*** Opening Exercise materials ***

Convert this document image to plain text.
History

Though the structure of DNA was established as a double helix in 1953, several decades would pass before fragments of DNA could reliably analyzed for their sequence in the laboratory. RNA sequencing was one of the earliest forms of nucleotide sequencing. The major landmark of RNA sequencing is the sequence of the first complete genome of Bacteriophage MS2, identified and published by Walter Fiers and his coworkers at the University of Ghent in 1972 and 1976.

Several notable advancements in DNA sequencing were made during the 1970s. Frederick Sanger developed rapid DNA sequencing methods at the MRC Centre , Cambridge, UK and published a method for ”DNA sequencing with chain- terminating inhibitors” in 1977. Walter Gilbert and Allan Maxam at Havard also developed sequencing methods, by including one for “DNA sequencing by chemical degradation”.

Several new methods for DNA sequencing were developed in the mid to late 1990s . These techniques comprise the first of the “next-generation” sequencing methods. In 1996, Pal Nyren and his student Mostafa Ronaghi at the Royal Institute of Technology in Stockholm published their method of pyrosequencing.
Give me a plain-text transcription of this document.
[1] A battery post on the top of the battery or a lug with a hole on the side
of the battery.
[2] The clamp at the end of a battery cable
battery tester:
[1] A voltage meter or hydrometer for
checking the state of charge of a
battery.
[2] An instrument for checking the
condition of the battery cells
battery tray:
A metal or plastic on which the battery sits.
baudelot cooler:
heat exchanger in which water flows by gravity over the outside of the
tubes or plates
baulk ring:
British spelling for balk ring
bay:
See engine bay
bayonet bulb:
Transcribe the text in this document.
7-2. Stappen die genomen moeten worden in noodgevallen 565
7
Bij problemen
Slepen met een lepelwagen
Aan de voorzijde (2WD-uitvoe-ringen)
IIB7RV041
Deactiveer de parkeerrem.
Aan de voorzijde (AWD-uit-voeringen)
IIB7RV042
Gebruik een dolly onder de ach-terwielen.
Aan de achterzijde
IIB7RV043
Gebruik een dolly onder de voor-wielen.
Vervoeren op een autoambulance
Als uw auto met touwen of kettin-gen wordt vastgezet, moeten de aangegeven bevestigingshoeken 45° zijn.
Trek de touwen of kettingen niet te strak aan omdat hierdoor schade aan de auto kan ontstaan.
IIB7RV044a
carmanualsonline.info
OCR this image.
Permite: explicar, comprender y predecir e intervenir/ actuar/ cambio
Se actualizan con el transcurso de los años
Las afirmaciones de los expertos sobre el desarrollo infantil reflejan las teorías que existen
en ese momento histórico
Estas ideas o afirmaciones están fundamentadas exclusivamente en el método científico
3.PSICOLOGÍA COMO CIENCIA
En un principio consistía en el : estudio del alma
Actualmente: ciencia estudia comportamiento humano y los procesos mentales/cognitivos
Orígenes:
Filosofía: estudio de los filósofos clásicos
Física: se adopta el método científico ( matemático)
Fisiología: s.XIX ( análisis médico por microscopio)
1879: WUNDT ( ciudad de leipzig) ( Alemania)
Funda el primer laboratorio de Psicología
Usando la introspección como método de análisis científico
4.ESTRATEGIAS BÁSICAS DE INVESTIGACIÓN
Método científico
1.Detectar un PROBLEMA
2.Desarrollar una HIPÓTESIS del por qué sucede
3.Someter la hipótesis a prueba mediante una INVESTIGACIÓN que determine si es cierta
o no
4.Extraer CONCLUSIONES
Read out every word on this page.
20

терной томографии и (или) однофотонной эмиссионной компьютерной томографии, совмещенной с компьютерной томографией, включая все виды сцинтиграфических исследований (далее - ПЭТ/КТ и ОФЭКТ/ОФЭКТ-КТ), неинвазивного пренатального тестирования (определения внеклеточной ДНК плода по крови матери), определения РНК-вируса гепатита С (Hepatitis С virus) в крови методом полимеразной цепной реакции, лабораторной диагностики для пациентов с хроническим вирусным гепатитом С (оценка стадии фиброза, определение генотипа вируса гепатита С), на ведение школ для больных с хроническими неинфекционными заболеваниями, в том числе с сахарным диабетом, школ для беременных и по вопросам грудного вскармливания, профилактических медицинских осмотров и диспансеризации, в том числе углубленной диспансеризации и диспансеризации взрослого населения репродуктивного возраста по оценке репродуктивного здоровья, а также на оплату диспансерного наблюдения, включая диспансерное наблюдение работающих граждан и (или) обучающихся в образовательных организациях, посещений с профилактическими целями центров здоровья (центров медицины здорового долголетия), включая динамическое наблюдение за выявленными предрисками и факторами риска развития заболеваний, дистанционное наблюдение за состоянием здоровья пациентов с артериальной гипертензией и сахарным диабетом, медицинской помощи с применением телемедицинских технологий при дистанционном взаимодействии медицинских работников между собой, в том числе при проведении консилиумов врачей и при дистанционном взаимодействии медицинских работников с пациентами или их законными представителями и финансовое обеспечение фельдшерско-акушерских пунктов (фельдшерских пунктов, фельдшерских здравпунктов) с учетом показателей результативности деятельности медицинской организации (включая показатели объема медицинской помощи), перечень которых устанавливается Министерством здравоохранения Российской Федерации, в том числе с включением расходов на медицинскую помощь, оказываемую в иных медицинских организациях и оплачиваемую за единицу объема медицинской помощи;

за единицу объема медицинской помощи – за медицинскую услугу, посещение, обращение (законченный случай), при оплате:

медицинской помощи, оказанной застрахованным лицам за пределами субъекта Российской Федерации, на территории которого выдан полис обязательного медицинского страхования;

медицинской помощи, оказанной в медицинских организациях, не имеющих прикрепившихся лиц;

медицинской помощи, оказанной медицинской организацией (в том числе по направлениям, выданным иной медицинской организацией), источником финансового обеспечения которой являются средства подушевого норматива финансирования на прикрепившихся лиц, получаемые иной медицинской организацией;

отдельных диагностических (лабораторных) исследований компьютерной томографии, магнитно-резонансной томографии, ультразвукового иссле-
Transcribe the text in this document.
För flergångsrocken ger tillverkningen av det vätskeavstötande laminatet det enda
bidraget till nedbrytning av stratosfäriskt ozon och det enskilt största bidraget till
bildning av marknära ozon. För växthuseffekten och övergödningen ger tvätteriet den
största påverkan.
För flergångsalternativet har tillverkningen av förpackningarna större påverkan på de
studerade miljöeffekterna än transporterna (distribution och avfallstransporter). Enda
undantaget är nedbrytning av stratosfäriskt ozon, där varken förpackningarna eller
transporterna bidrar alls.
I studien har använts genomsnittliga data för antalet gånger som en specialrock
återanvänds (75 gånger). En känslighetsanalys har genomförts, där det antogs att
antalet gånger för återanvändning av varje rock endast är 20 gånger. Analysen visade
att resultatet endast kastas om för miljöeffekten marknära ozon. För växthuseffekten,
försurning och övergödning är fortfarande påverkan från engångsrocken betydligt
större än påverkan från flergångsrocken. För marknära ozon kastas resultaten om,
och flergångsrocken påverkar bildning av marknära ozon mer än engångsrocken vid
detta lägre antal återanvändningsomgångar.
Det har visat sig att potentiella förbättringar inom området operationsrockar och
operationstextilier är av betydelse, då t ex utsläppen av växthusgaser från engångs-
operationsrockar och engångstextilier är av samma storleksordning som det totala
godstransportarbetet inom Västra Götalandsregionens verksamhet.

*** Closing Exercise materials ***

# [Directions]
Would you please copy every line of the data exactly?

# [Result of the task]
Convert this document image to plain text.
History

Though the structure of DNA was established as a double helix in 1953, several decades would pass before fragments of DNA could reliably analyzed for their sequence in the laboratory. RNA sequencing was one of the earliest forms of nucleotide sequencing. The major landmark of RNA sequencing is the sequence of the first complete genome of Bacteriophage MS2, identified and published by Walter Fiers and his coworkers at the University of Ghent in 1972 and 1976.

Several notable advancements in DNA sequencing were made during the 1970s. Frederick Sanger developed rapid DNA sequencing methods at the MRC Centre , Cambridge, UK and published a method for ”DNA sequencing with chain- terminating inhibitors” in 1977. Walter Gilbert and Allan Maxam at Havard also developed sequencing methods, by including one for “DNA sequencing by chemical degradation”.

Several new methods for DNA sequencing were developed in the mid to late 1990s . These techniques comprise the first of the “next-generation” sequencing methods. In 1996, Pal Nyren and his student Mostafa Ronaghi at the Royal Institute of Technology in Stockholm published their method of pyrosequencing.
Give me a plain-text transcription of this document.
[1] A battery post on the top of the battery or a lug with a hole on the side
of the battery.
[2] The clamp at the end of a battery cable
battery tester:
[1] A voltage meter or hydrometer for
checking the state of charge of a
battery.
[2] An instrument for checking the
condition of the battery cells
battery tray:
A metal or plastic on which the battery sits.
baudelot cooler:
heat exchanger in which water flows by gravity over the outside of the
tubes or plates
baulk ring:
British spelling for balk ring
bay:
See engine bay
bayonet bulb:
Transcribe the text in this document.
7-2. Stappen die genomen moeten worden in noodgevallen 565
7
Bij problemen
Slepen met een lepelwagen
Aan de voorzijde (2WD-uitvoe-ringen)
IIB7RV041
Deactiveer de parkeerrem.
Aan de voorzijde (AWD-uit-voeringen)
IIB7RV042
Gebruik een dolly onder de ach-terwielen.
Aan de achterzijde
IIB7RV043
Gebruik een dolly onder de voor-wielen.
Vervoeren op een autoambulance
Als uw auto met touwen of kettin-gen wordt vastgezet, moeten de aangegeven bevestigingshoeken 45° zijn.
Trek de touwen of kettingen niet te strak aan omdat hierdoor schade aan de auto kan ontstaan.
IIB7RV044a
carmanualsonline.info
OCR this image.
Permite: explicar, comprender y predecir e intervenir/ actuar/ cambio
Se actualizan con el transcurso de los años
Las afirmaciones de los expertos sobre el desarrollo infantil reflejan las teorías que existen
en ese momento histórico
Estas ideas o afirmaciones están fundamentadas exclusivamente en el método científico
3.PSICOLOGÍA COMO CIENCIA
En un principio consistía en el : estudio del alma
Actualmente: ciencia estudia comportamiento humano y los procesos mentales/cognitivos
Orígenes:
Filosofía: estudio de los filósofos clásicos
Física: se adopta el método científico ( matemático)
Fisiología: s.XIX ( análisis médico por microscopio)
1879: WUNDT ( ciudad de leipzig) ( Alemania)
Funda el primer laboratorio de Psicología
Usando la introspección como método de análisis científico
4.ESTRATEGIAS BÁSICAS DE INVESTIGACIÓN
Método científico
1.Detectar un PROBLEMA
2.Desarrollar una HIPÓTESIS del por qué sucede
3.Someter la hipótesis a prueba mediante una INVESTIGACIÓN que determine si es cierta
o no
4.Extraer CONCLUSIONES
Read out every word on this page.
20

терной томографии и (или) однофотонной эмиссионной компьютерной томографии, совмещенной с компьютерной томографией, включая все виды сцинтиграфических исследований (далее - ПЭТ/КТ и ОФЭКТ/ОФЭКТ-КТ), неинвазивного пренатального тестирования (определения внеклеточной ДНК плода по крови матери), определения РНК-вируса гепатита С (Hepatitis С virus) в крови методом полимеразной цепной реакции, лабораторной диагностики для пациентов с хроническим вирусным гепатитом С (оценка стадии фиброза, определение генотипа вируса гепатита С), на ведение школ для больных с хроническими неинфекционными заболеваниями, в том числе с сахарным диабетом, школ для беременных и по вопросам грудного вскармливания, профилактических медицинских осмотров и диспансеризации, в том числе углубленной диспансеризации и диспансеризации взрослого населения репродуктивного возраста по оценке репродуктивного здоровья, а также на оплату диспансерного наблюдения, включая диспансерное наблюдение работающих граждан и (или) обучающихся в образовательных организациях, посещений с профилактическими целями центров здоровья (центров медицины здорового долголетия), включая динамическое наблюдение за выявленными предрисками и факторами риска развития заболеваний, дистанционное наблюдение за состоянием здоровья пациентов с артериальной гипертензией и сахарным диабетом, медицинской помощи с применением телемедицинских технологий при дистанционном взаимодействии медицинских работников между собой, в том числе при проведении консилиумов врачей и при дистанционном взаимодействии медицинских работников с пациентами или их законными представителями и финансовое обеспечение фельдшерско-акушерских пунктов (фельдшерских пунктов, фельдшерских здравпунктов) с учетом показателей результативности деятельности медицинской организации (включая показатели объема медицинской помощи), перечень которых устанавливается Министерством здравоохранения Российской Федерации, в том числе с включением расходов на медицинскую помощь, оказываемую в иных медицинских организациях и оплачиваемую за единицу объема медицинской помощи;

за единицу объема медицинской помощи – за медицинскую услугу, посещение, обращение (законченный случай), при оплате:

медицинской помощи, оказанной застрахованным лицам за пределами субъекта Российской Федерации, на территории которого выдан полис обязательного медицинского страхования;

медицинской помощи, оказанной в медицинских организациях, не имеющих прикрепившихся лиц;

медицинской помощи, оказанной медицинской организацией (в том числе по направлениям, выданным иной медицинской организацией), источником финансового обеспечения которой являются средства подушевого норматива финансирования на прикрепившихся лиц, получаемые иной медицинской организацией;

отдельных диагностических (лабораторных) исследований компьютерной томографии, магнитно-резонансной томографии, ультразвукового иссле-
Transcribe the text in this document.
För flergångsrocken ger tillverkningen av det vätskeavstötande laminatet det enda
bidraget till nedbrytning av stratosfäriskt ozon och det enskilt största bidraget till
bildning av marknära ozon. För växthuseffekten och övergödningen ger tvätteriet den
största påverkan.
För flergångsalternativet har tillverkningen av förpackningarna större påverkan på de
studerade miljöeffekterna än transporterna (distribution och avfallstransporter). Enda
undantaget är nedbrytning av stratosfäriskt ozon, där varken förpackningarna eller
transporterna bidrar alls.
I studien har använts genomsnittliga data för antalet gånger som en specialrock
återanvänds (75 gånger). En känslighetsanalys har genomförts, där det antogs att
antalet gånger för återanvändning av varje rock endast är 20 gånger. Analysen visade
att resultatet endast kastas om för miljöeffekten marknära ozon. För växthuseffekten,
försurning och övergödning är fortfarande påverkan från engångsrocken betydligt
större än påverkan från flergångsrocken. För marknära ozon kastas resultaten om,
och flergångsrocken påverkar bildning av marknära ozon mer än engångsrocken vid
detta lägre antal återanvändningsomgångar.
Det har visat sig att potentiella förbättringar inom området operationsrockar och
operationstextilier är av betydelse, då t ex utsläppen av växthusgaser från engångs-
operationsrockar och engångstextilier är av samma storleksordning som det totala
godstransportarbetet inom Västra Götalandsregionens verksamhet.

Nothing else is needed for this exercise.